▶ _Directions for this task_
Take every line from the listing below that includes "subtitle" and copy it.

▶ _Stored records_
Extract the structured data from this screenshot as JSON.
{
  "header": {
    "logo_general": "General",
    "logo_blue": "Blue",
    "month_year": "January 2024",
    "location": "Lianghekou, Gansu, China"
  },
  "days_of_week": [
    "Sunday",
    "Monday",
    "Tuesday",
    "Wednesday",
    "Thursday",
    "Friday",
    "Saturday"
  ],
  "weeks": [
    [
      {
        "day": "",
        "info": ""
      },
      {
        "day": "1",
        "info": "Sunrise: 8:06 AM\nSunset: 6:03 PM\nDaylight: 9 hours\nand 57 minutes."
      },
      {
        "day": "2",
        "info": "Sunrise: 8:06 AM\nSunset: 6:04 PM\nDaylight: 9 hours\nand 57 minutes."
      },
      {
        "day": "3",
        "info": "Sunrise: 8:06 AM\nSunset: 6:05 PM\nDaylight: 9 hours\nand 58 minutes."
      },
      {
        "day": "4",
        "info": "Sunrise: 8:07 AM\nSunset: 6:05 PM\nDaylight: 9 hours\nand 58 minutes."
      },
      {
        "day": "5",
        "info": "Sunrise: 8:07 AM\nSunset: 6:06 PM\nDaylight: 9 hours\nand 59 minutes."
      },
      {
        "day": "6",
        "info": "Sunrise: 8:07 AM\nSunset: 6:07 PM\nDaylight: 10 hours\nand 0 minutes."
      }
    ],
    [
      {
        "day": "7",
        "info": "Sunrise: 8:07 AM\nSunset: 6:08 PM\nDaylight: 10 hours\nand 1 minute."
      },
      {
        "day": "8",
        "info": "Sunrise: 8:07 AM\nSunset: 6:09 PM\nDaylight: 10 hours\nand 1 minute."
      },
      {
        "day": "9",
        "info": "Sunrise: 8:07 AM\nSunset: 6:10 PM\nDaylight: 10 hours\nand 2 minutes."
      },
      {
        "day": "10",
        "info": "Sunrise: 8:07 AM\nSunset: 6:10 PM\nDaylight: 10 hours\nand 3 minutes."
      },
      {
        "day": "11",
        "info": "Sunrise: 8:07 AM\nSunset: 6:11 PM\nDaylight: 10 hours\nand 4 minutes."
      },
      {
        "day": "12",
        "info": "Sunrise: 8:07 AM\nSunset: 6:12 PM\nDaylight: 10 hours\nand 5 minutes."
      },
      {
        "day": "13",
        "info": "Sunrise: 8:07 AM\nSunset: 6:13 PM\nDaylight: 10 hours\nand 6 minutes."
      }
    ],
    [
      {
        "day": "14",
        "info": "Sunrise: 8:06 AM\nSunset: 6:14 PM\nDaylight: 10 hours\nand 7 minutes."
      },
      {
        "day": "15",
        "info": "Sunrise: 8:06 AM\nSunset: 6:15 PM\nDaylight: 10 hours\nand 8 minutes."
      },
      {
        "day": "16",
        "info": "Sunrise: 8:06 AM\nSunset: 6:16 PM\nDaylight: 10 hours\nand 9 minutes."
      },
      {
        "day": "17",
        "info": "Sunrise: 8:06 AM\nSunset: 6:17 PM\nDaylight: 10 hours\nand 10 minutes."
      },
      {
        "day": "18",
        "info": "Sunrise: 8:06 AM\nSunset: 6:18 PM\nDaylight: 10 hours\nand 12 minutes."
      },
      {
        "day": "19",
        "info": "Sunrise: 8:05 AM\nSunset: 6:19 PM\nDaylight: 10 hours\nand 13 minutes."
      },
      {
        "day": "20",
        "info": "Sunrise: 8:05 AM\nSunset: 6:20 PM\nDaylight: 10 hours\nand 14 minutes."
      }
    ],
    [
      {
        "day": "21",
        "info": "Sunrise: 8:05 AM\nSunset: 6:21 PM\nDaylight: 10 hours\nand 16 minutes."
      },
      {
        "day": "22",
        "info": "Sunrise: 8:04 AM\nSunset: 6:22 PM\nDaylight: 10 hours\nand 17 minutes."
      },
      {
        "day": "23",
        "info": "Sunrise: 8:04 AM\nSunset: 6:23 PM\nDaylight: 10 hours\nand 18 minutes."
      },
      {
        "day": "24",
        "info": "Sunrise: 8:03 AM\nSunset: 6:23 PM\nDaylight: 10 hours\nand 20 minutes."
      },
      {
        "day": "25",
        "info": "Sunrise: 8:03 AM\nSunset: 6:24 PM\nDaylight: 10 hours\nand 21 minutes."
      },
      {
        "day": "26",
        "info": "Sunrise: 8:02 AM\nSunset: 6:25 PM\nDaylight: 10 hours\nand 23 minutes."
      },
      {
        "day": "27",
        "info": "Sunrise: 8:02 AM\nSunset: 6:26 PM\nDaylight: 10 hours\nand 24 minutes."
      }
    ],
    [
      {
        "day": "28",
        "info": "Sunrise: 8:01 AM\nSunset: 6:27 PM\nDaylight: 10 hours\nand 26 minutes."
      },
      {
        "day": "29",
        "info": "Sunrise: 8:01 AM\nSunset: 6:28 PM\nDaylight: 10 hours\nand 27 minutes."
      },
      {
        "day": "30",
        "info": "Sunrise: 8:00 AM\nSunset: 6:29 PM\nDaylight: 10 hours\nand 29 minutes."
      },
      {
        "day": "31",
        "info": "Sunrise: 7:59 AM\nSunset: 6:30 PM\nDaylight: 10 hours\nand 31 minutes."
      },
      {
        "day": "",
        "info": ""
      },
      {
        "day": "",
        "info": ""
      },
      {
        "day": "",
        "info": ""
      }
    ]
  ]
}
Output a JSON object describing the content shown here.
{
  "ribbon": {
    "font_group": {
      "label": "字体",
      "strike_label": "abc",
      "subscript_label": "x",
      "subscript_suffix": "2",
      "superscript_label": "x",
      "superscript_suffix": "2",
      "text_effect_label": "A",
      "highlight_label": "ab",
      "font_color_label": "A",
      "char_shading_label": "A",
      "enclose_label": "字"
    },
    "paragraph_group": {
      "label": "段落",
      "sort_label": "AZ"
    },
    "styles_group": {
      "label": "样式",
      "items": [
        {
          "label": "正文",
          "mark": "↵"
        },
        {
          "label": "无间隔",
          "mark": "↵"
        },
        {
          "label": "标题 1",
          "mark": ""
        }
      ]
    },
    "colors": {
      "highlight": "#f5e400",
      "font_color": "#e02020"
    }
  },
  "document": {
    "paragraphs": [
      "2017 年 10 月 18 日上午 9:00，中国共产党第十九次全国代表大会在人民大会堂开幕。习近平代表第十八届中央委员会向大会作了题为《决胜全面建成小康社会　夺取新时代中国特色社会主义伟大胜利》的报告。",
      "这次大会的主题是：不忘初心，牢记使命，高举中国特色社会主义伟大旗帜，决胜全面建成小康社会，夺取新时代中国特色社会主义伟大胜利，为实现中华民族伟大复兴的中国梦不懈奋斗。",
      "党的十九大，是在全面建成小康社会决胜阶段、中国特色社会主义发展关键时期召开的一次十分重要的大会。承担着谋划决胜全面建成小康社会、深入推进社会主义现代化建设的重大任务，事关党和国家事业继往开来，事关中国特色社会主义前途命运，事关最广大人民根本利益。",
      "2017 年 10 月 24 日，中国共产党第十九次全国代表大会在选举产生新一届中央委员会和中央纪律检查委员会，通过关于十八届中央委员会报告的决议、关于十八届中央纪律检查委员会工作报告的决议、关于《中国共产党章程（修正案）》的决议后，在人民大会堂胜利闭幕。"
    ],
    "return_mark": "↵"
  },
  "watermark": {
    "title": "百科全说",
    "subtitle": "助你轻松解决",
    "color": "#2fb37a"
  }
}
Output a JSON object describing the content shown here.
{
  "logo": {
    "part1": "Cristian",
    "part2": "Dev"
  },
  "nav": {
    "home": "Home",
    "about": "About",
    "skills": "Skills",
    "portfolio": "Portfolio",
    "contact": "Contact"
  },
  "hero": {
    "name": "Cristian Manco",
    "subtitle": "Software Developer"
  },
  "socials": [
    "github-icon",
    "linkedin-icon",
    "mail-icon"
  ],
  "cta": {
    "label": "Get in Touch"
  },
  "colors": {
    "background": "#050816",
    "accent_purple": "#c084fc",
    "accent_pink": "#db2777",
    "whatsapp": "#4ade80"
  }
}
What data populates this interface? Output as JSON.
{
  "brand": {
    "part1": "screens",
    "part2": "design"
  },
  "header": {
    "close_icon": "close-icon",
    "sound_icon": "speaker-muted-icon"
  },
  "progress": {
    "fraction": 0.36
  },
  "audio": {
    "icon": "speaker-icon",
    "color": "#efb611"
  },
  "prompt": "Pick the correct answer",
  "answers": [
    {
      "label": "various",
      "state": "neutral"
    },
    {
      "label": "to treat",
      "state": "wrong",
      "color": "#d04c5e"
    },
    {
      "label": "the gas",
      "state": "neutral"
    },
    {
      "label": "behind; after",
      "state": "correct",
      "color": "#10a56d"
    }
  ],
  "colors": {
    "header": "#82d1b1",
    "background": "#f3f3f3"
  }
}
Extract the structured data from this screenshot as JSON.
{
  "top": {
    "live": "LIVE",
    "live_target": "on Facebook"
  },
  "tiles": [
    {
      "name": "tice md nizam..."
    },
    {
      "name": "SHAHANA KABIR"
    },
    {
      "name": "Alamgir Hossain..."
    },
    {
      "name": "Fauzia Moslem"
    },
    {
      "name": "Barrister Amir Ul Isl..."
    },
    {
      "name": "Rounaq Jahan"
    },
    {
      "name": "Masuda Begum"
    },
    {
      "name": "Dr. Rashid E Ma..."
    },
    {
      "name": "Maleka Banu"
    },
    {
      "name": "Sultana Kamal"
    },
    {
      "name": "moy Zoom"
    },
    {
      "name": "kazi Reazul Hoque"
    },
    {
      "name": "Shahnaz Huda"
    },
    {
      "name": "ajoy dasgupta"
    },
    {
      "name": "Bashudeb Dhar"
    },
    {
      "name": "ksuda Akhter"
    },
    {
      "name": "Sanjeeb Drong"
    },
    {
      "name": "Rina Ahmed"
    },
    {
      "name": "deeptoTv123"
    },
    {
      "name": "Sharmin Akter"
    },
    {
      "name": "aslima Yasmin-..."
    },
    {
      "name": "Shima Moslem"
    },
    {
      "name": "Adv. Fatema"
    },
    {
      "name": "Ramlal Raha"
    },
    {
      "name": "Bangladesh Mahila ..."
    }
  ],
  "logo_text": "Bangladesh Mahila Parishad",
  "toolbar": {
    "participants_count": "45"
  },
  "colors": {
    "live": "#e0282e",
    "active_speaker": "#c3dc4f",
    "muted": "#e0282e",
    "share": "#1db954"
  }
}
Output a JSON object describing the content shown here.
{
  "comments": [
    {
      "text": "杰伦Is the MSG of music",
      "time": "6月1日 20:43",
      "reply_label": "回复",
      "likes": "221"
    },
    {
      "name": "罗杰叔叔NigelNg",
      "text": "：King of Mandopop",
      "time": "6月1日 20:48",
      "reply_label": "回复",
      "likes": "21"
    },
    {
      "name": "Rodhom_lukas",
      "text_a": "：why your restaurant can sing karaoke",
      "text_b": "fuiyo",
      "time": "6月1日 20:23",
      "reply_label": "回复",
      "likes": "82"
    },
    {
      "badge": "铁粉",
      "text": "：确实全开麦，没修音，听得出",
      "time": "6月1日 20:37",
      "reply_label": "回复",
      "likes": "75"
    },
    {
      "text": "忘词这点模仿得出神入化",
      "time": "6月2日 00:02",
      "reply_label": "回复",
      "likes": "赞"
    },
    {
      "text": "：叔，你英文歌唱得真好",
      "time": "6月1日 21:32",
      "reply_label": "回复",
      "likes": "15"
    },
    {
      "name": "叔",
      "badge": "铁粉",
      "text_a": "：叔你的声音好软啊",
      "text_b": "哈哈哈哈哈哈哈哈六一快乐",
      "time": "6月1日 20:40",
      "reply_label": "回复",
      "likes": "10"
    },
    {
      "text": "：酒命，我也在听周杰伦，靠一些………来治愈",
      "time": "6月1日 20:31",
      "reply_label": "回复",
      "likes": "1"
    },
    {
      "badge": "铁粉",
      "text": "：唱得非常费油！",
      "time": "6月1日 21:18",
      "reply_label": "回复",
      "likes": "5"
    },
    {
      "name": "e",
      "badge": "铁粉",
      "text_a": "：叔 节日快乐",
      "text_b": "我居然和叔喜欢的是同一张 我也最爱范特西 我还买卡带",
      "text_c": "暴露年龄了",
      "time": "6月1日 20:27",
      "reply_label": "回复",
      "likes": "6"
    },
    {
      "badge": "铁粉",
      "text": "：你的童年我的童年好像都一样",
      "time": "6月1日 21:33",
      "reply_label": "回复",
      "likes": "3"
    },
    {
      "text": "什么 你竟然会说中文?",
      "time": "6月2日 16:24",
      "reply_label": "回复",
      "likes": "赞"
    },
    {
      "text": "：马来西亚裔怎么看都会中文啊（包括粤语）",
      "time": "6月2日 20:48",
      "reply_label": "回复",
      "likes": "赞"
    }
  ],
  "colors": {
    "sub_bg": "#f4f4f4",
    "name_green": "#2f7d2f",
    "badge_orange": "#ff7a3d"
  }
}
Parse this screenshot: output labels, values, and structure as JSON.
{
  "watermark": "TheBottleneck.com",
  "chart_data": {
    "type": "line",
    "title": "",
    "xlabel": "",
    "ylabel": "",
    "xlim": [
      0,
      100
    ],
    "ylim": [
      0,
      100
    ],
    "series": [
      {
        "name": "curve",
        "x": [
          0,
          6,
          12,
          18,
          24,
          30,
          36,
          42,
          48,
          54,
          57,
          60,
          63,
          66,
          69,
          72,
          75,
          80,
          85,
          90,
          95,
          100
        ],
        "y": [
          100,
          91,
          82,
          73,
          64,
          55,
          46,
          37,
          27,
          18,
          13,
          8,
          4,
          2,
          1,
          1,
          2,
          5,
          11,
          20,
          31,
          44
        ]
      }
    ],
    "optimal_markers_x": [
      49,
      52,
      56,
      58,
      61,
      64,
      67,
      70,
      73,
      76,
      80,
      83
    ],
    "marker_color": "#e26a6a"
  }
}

▶ _Response for this exercise_
    "subtitle": "助你轻松解决",
    "subtitle": "Software Developer"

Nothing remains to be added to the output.